*TASK OBJECTIVE*
Set the listing down again in full, word for word, with the pictures left out.

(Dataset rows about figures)
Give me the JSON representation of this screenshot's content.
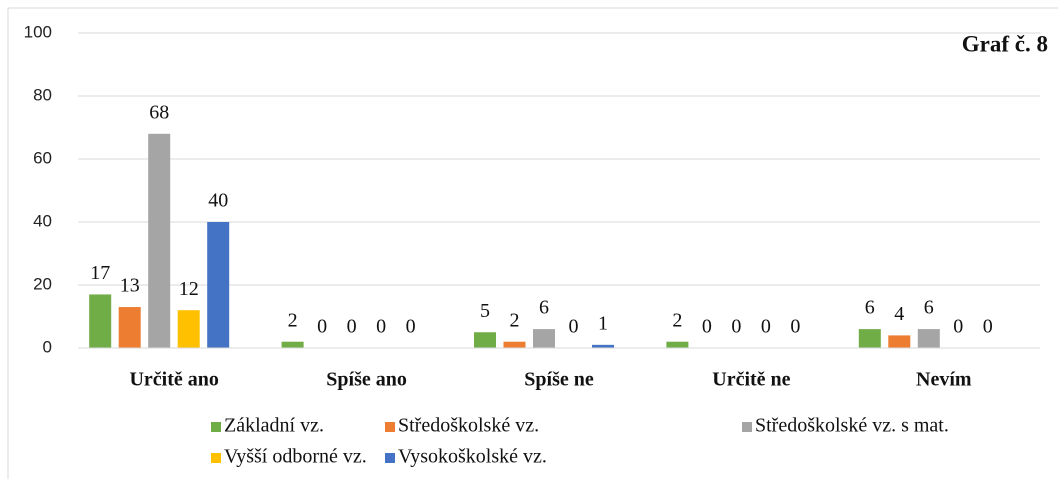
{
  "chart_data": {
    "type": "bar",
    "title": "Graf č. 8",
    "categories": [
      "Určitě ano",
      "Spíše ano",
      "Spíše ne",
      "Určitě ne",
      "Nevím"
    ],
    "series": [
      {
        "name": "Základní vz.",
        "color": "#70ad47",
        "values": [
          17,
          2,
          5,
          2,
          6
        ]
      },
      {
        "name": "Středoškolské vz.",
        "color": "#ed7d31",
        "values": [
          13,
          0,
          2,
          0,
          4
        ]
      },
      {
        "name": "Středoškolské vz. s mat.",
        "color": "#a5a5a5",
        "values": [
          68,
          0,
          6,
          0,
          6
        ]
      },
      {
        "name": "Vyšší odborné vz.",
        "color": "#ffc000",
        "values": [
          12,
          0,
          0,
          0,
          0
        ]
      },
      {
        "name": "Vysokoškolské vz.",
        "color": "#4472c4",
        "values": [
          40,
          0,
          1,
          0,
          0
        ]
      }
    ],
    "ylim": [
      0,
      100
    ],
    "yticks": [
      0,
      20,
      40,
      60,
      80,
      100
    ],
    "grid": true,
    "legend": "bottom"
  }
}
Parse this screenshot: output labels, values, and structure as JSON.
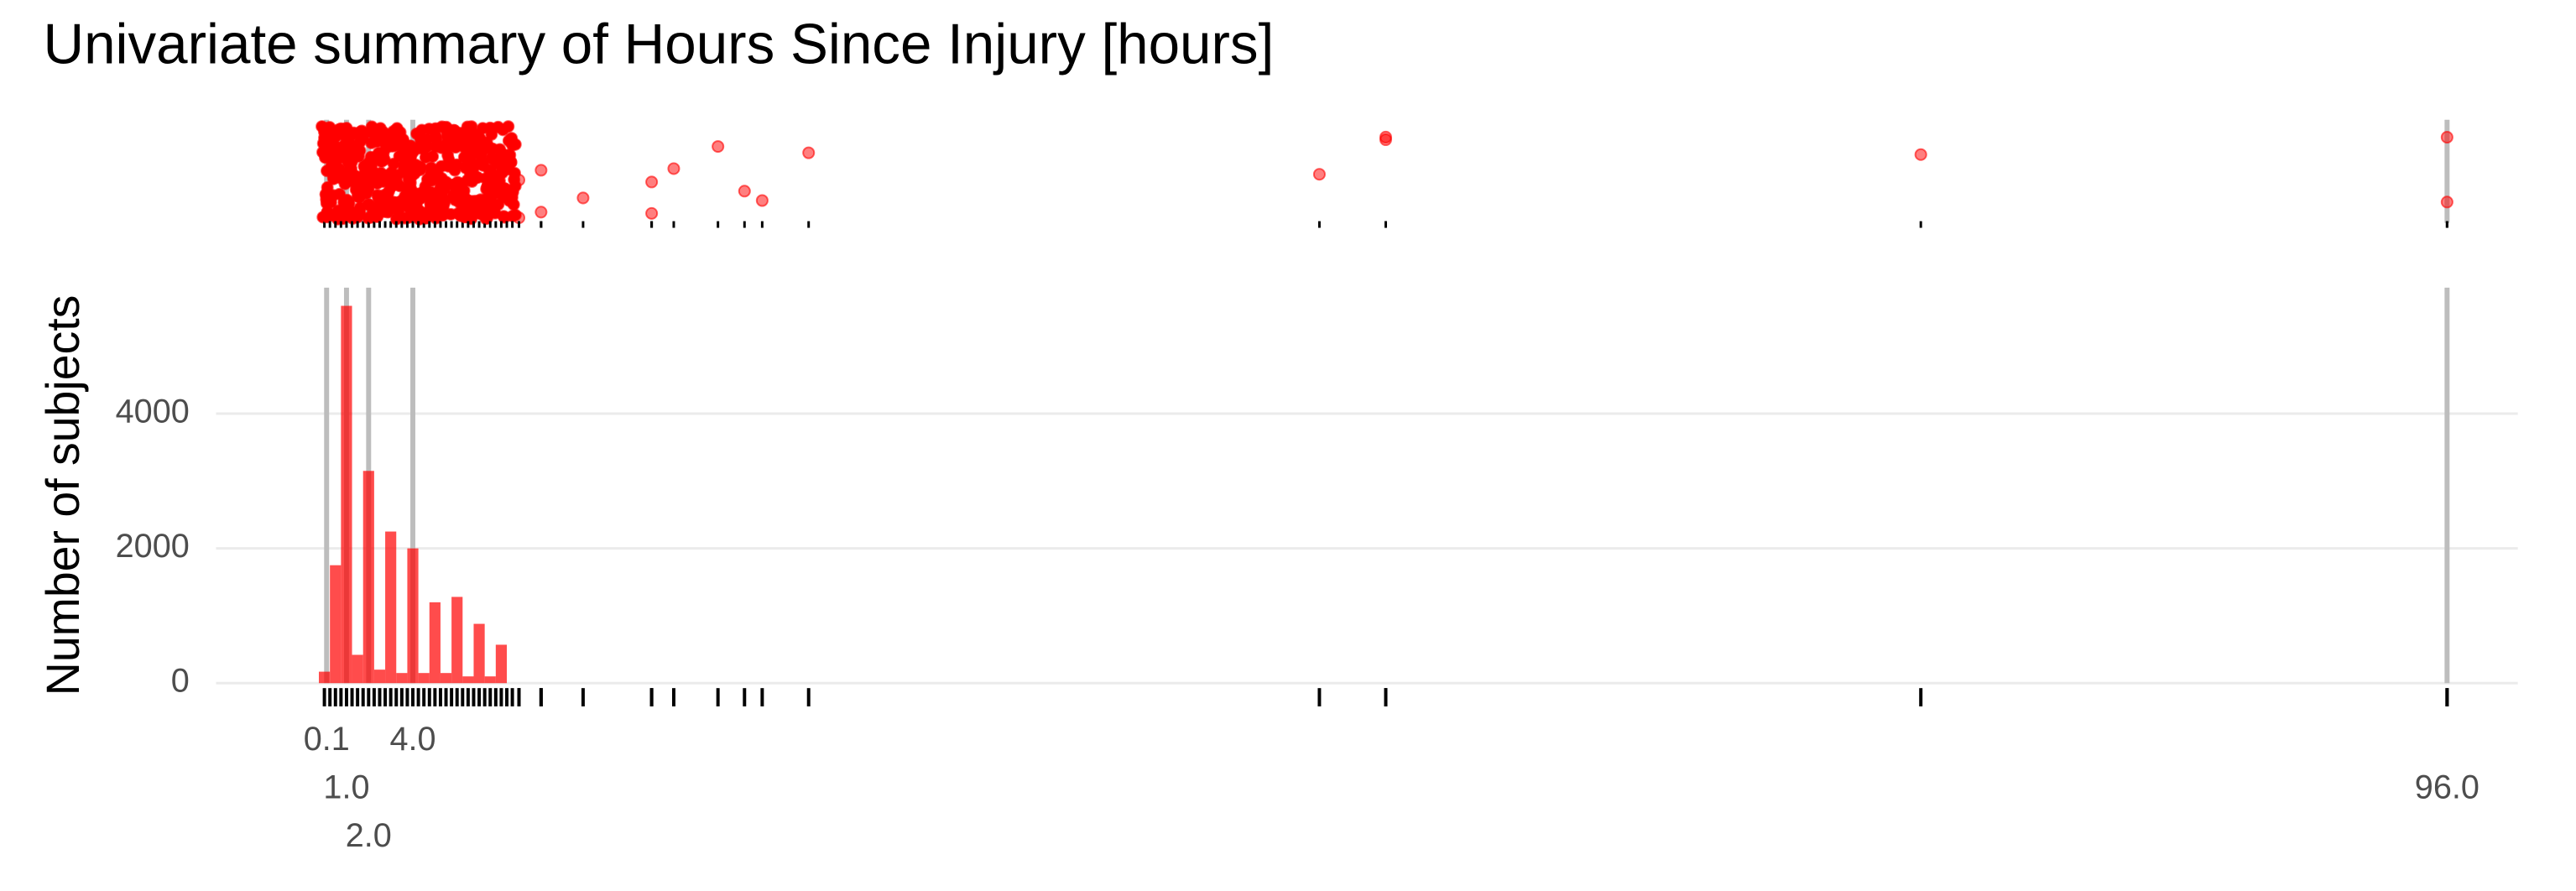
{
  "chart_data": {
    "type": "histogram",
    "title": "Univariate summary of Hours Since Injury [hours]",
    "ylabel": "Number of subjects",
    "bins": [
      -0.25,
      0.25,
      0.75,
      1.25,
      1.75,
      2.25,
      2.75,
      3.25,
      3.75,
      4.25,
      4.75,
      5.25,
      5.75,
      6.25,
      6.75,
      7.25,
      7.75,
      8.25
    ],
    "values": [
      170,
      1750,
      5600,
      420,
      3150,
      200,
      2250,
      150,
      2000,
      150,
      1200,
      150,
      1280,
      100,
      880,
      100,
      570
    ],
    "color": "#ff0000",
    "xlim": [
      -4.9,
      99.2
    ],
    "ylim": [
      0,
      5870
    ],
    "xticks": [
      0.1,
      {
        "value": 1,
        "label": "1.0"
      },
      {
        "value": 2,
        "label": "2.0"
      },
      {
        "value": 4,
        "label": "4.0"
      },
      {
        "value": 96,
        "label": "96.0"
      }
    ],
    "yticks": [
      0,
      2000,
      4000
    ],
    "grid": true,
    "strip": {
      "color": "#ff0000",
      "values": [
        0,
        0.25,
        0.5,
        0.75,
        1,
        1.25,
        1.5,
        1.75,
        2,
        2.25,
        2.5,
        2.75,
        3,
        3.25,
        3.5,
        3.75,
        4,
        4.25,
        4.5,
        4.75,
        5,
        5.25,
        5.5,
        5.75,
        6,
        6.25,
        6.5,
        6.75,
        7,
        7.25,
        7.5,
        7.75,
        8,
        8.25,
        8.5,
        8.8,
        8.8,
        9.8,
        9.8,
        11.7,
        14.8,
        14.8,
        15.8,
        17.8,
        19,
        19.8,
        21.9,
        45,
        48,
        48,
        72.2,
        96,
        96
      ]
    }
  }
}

*ANSWER TO THIS EXERCISE*
Give me the JSON representation of this screenshot's content.
{
  "chart_data": {
    "type": "bar",
    "title": "Graf č. 8",
    "categories": [
      "Určitě ano",
      "Spíše ano",
      "Spíše ne",
      "Určitě ne",
      "Nevím"
    ],
    "series": [
      {
        "name": "Základní vz.",
        "color": "#70ad47",
        "values": [
          17,
          2,
          5,
          2,
          6
        ]
      },
      {
        "name": "Středoškolské vz.",
        "color": "#ed7d31",
        "values": [
          13,
          0,
          2,
          0,
          4
        ]
      },
      {
        "name": "Středoškolské vz. s mat.",
        "color": "#a5a5a5",
        "values": [
          68,
          0,
          6,
          0,
          6
        ]
      },
      {
        "name": "Vyšší odborné vz.",
        "color": "#ffc000",
        "values": [
          12,
          0,
          0,
          0,
          0
        ]
      },
      {
        "name": "Vysokoškolské vz.",
        "color": "#4472c4",
        "values": [
          40,
          0,
          1,
          0,
          0
        ]
      }
    ],
    "ylim": [
      0,
      100
    ],
    "yticks": [
      0,
      20,
      40,
      60,
      80,
      100
    ],
    "grid": true,
    "legend": "bottom"
  }
}
Parse this screenshot: output labels, values, and structure as JSON.
{
  "chart_data": {
    "type": "histogram",
    "title": "Univariate summary of Hours Since Injury [hours]",
    "ylabel": "Number of subjects",
    "bins": [
      -0.25,
      0.25,
      0.75,
      1.25,
      1.75,
      2.25,
      2.75,
      3.25,
      3.75,
      4.25,
      4.75,
      5.25,
      5.75,
      6.25,
      6.75,
      7.25,
      7.75,
      8.25
    ],
    "values": [
      170,
      1750,
      5600,
      420,
      3150,
      200,
      2250,
      150,
      2000,
      150,
      1200,
      150,
      1280,
      100,
      880,
      100,
      570
    ],
    "color": "#ff0000",
    "xlim": [
      -4.9,
      99.2
    ],
    "ylim": [
      0,
      5870
    ],
    "xticks": [
      0.1,
      {
        "value": 1,
        "label": "1.0"
      },
      {
        "value": 2,
        "label": "2.0"
      },
      {
        "value": 4,
        "label": "4.0"
      },
      {
        "value": 96,
        "label": "96.0"
      }
    ],
    "yticks": [
      0,
      2000,
      4000
    ],
    "grid": true,
    "strip": {
      "color": "#ff0000",
      "values": [
        0,
        0.25,
        0.5,
        0.75,
        1,
        1.25,
        1.5,
        1.75,
        2,
        2.25,
        2.5,
        2.75,
        3,
        3.25,
        3.5,
        3.75,
        4,
        4.25,
        4.5,
        4.75,
        5,
        5.25,
        5.5,
        5.75,
        6,
        6.25,
        6.5,
        6.75,
        7,
        7.25,
        7.5,
        7.75,
        8,
        8.25,
        8.5,
        8.8,
        8.8,
        9.8,
        9.8,
        11.7,
        14.8,
        14.8,
        15.8,
        17.8,
        19,
        19.8,
        21.9,
        45,
        48,
        48,
        72.2,
        96,
        96
      ]
    }
  }
}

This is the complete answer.